(Dataset items)
+++++

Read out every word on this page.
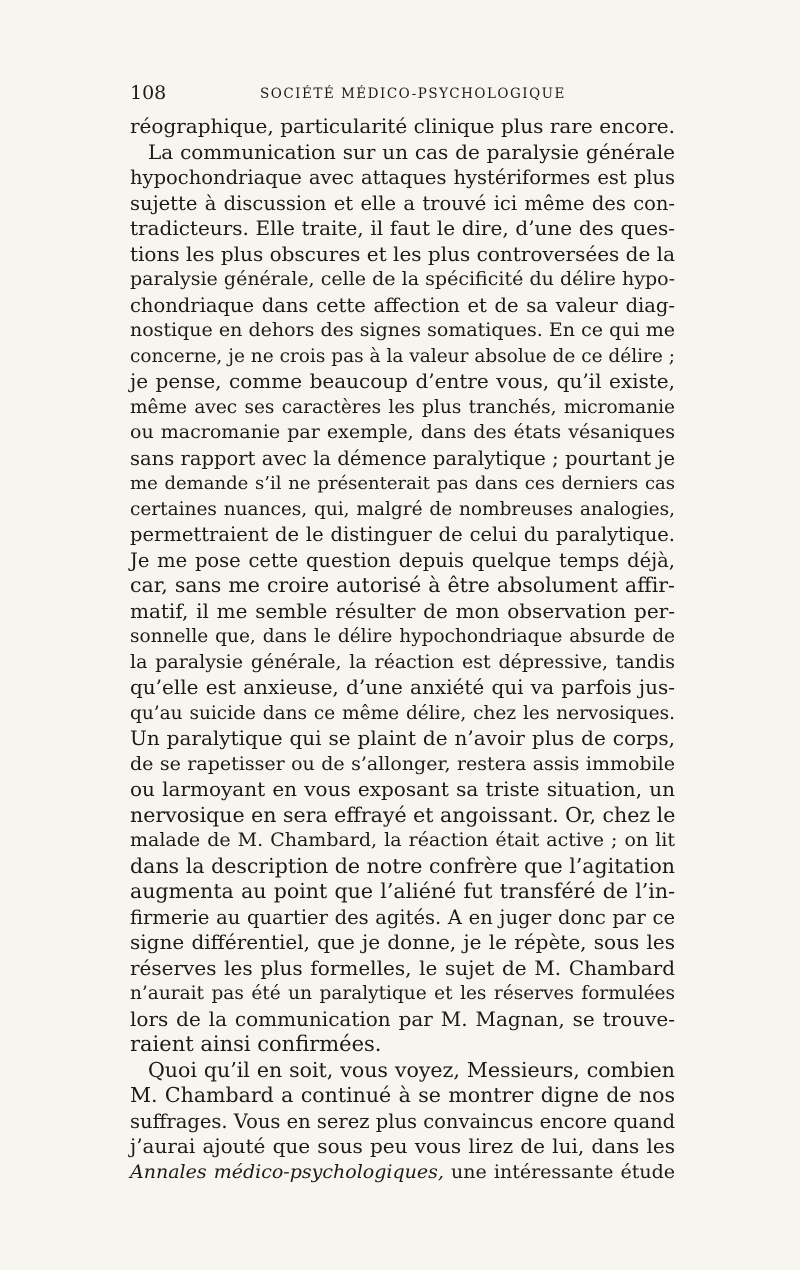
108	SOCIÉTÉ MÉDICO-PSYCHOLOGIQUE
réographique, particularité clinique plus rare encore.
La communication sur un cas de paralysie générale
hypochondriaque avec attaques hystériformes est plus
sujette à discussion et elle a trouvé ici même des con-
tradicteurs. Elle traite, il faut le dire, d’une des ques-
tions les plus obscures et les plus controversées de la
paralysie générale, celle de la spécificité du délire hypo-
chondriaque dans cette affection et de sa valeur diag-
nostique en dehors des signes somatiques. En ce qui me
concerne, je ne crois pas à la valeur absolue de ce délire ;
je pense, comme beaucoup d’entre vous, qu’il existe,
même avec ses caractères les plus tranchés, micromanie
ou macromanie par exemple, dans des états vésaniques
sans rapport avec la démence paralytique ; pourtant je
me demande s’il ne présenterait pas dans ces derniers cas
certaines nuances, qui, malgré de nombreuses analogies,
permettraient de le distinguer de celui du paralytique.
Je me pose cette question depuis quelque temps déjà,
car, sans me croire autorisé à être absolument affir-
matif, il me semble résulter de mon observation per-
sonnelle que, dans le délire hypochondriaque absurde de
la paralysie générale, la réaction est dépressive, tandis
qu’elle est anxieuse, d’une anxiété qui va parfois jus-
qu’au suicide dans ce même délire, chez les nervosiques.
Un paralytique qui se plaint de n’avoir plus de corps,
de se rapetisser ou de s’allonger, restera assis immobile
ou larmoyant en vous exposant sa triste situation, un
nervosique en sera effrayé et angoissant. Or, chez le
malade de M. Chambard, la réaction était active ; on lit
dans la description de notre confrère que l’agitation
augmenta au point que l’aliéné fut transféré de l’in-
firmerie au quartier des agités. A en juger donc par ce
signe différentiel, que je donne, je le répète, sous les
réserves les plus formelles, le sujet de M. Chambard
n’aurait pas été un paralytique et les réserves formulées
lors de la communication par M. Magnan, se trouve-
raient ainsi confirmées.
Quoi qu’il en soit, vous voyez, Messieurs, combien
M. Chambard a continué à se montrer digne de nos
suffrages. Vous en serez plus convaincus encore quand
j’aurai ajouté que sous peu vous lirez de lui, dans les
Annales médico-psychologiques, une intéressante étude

+++++

Given exercise = Pull out each line of the listing that holds the string "réaction".

Task output =
la paralysie générale, la réaction est dépressive, tandis
malade de M. Chambard, la réaction était active ; on lit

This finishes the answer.